> Data lines
============

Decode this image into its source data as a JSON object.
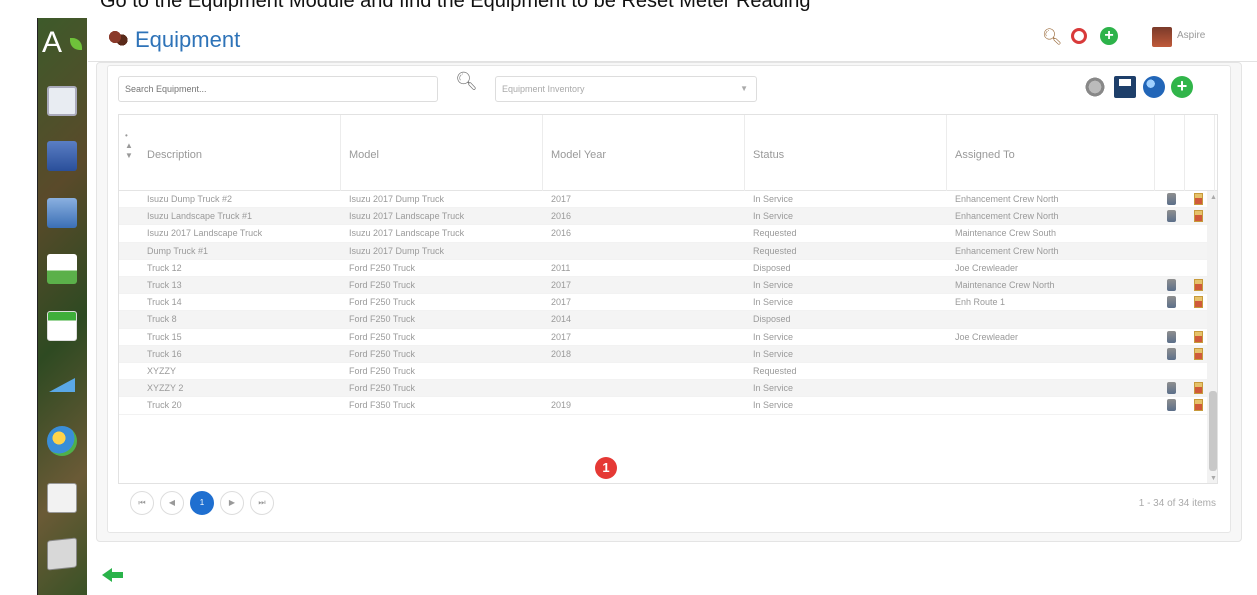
{
  "top_caption": "Go to the Equipment Module and find the Equipment to be Reset Meter Reading",
  "app_logo_letter": "A",
  "page_title": "Equipment",
  "user_name": "Aspire",
  "toolbar": {
    "search_placeholder": "Search Equipment...",
    "inventory_select": "Equipment Inventory"
  },
  "columns": [
    "Description",
    "Model",
    "Model Year",
    "Status",
    "Assigned To"
  ],
  "rows": [
    {
      "description": "Isuzu Dump Truck #2",
      "model": "Isuzu 2017 Dump Truck",
      "year": "2017",
      "status": "In Service",
      "assigned": "Enhancement Crew North",
      "actions": true
    },
    {
      "description": "Isuzu Landscape Truck #1",
      "model": "Isuzu 2017 Landscape Truck",
      "year": "2016",
      "status": "In Service",
      "assigned": "Enhancement Crew North",
      "actions": true
    },
    {
      "description": "Isuzu 2017 Landscape Truck",
      "model": "Isuzu 2017 Landscape Truck",
      "year": "2016",
      "status": "Requested",
      "assigned": "Maintenance Crew South",
      "actions": false
    },
    {
      "description": "Dump Truck #1",
      "model": "Isuzu 2017 Dump Truck",
      "year": "",
      "status": "Requested",
      "assigned": "Enhancement Crew North",
      "actions": false
    },
    {
      "description": "Truck 12",
      "model": "Ford F250 Truck",
      "year": "2011",
      "status": "Disposed",
      "assigned": "Joe Crewleader",
      "actions": false
    },
    {
      "description": "Truck 13",
      "model": "Ford F250 Truck",
      "year": "2017",
      "status": "In Service",
      "assigned": "Maintenance Crew North",
      "actions": true
    },
    {
      "description": "Truck 14",
      "model": "Ford F250 Truck",
      "year": "2017",
      "status": "In Service",
      "assigned": "Enh Route 1",
      "actions": true
    },
    {
      "description": "Truck 8",
      "model": "Ford F250 Truck",
      "year": "2014",
      "status": "Disposed",
      "assigned": "",
      "actions": false
    },
    {
      "description": "Truck 15",
      "model": "Ford F250 Truck",
      "year": "2017",
      "status": "In Service",
      "assigned": "Joe Crewleader",
      "actions": true
    },
    {
      "description": "Truck 16",
      "model": "Ford F250 Truck",
      "year": "2018",
      "status": "In Service",
      "assigned": "",
      "actions": true
    },
    {
      "description": "XYZZY",
      "model": "Ford F250 Truck",
      "year": "",
      "status": "Requested",
      "assigned": "",
      "actions": false
    },
    {
      "description": "XYZZY 2",
      "model": "Ford F250 Truck",
      "year": "",
      "status": "In Service",
      "assigned": "",
      "actions": true
    },
    {
      "description": "Truck 20",
      "model": "Ford F350 Truck",
      "year": "2019",
      "status": "In Service",
      "assigned": "",
      "actions": true
    }
  ],
  "callout_number": "1",
  "pager": {
    "current_page": "1",
    "first": "⏮",
    "prev": "◀",
    "next": "▶",
    "last": "⏭"
  },
  "items_summary": "1 - 34 of 34 items"
}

============

> Job
Find the string "XYZZY" in the listing and return every line that holds it.

> Task solution
      "description": "XYZZY",
      "description": "XYZZY 2",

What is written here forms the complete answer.